*** STORED RECORDS ***
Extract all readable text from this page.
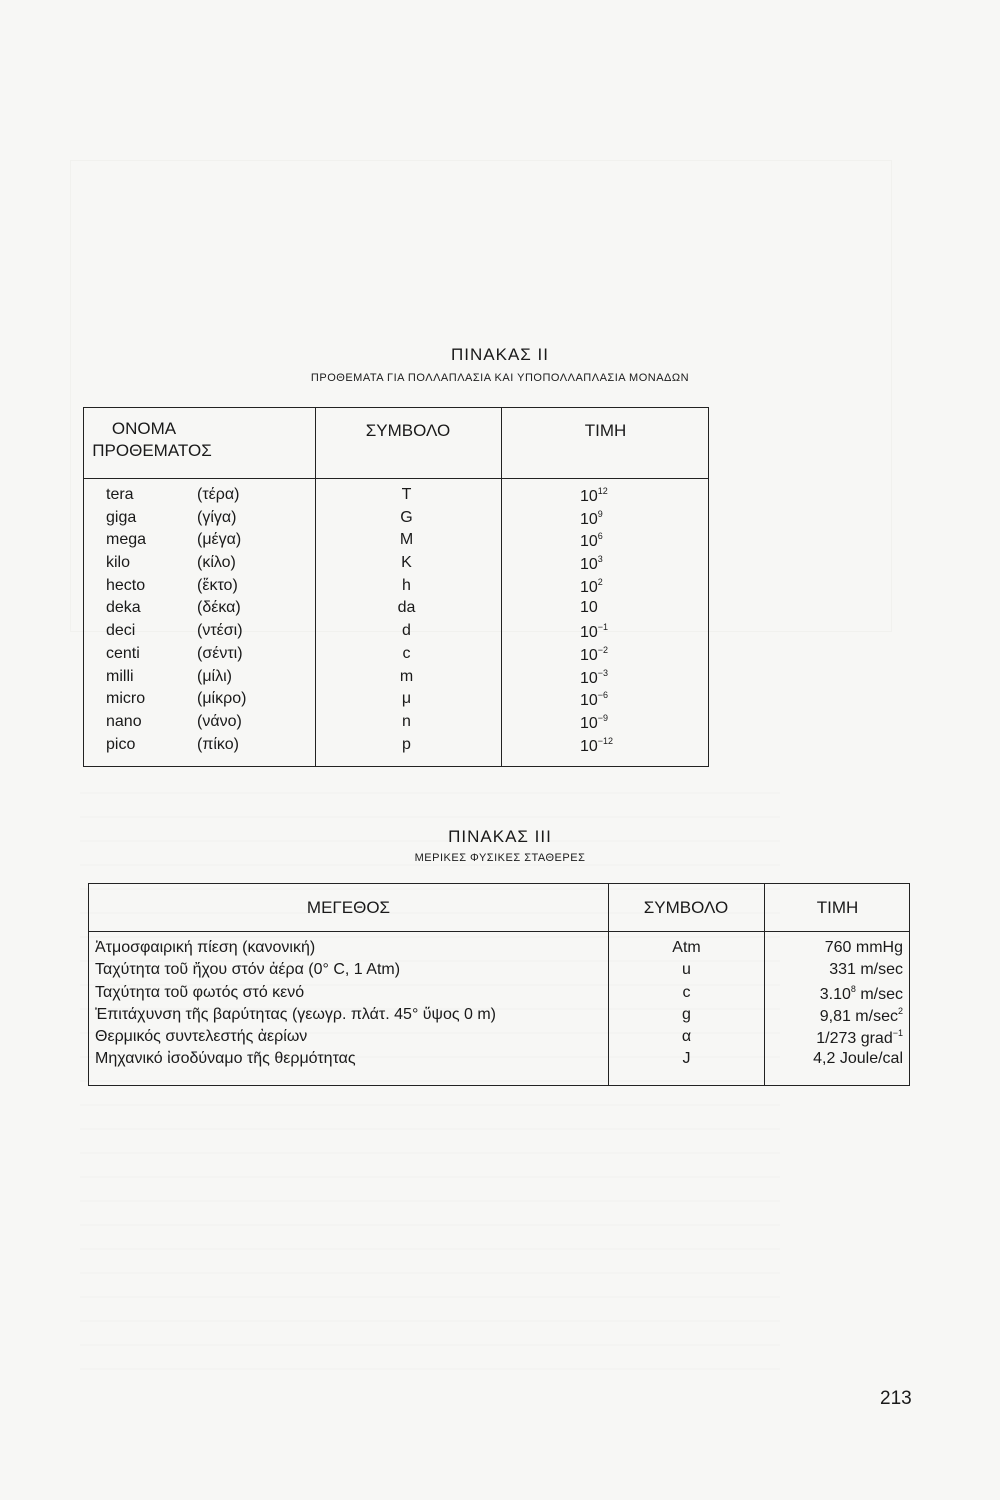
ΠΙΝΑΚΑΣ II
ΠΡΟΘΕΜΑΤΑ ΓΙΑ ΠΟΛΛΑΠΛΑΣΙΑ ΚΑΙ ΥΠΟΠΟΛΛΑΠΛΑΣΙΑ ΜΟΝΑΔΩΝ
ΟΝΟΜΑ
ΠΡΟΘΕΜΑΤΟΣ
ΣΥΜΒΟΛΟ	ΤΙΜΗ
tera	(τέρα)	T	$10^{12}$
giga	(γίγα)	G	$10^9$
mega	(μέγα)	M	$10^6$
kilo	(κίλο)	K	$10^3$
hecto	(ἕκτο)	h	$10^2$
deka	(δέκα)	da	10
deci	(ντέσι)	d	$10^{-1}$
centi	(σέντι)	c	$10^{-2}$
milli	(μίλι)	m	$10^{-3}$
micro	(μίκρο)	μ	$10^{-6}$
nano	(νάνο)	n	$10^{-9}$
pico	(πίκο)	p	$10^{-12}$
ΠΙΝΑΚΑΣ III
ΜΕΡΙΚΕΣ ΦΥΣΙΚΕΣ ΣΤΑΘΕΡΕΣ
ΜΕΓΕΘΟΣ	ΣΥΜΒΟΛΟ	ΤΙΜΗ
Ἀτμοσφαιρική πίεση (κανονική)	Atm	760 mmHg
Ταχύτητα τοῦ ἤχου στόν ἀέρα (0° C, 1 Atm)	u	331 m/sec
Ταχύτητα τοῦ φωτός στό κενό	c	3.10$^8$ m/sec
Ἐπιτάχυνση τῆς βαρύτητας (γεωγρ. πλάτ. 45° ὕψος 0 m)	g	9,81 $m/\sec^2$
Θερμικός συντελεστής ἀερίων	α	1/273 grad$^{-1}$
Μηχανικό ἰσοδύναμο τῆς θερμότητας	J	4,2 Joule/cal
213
***
*** STORED RECORDS ***
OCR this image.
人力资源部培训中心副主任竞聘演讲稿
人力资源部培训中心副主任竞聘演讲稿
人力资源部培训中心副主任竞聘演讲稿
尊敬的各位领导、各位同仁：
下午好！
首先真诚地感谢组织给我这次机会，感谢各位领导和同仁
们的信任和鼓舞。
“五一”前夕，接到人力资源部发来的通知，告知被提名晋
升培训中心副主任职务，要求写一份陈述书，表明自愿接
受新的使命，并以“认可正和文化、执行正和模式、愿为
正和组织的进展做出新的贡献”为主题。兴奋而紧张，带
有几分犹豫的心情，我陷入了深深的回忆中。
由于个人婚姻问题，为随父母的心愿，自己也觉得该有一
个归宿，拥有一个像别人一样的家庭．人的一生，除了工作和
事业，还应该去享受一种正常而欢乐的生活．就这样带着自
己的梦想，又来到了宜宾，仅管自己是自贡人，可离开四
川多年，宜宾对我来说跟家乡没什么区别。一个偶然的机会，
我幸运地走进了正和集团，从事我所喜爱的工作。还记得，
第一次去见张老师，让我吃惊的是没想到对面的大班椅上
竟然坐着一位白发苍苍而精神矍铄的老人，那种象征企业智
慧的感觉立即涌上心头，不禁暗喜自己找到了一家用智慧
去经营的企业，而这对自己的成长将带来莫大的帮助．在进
***
- [TASK BRIEF]: Keep only those lines of the records that hold "Ταχύτητα", and return them.

- [OUTPUT OF THE EXERCISE]:
Ταχύτητα τοῦ ἤχου στόν ἀέρα (0° C, 1 Atm)	u	331 m/sec
Ταχύτητα τοῦ φωτός στό κενό	c	3.10$^8$ m/sec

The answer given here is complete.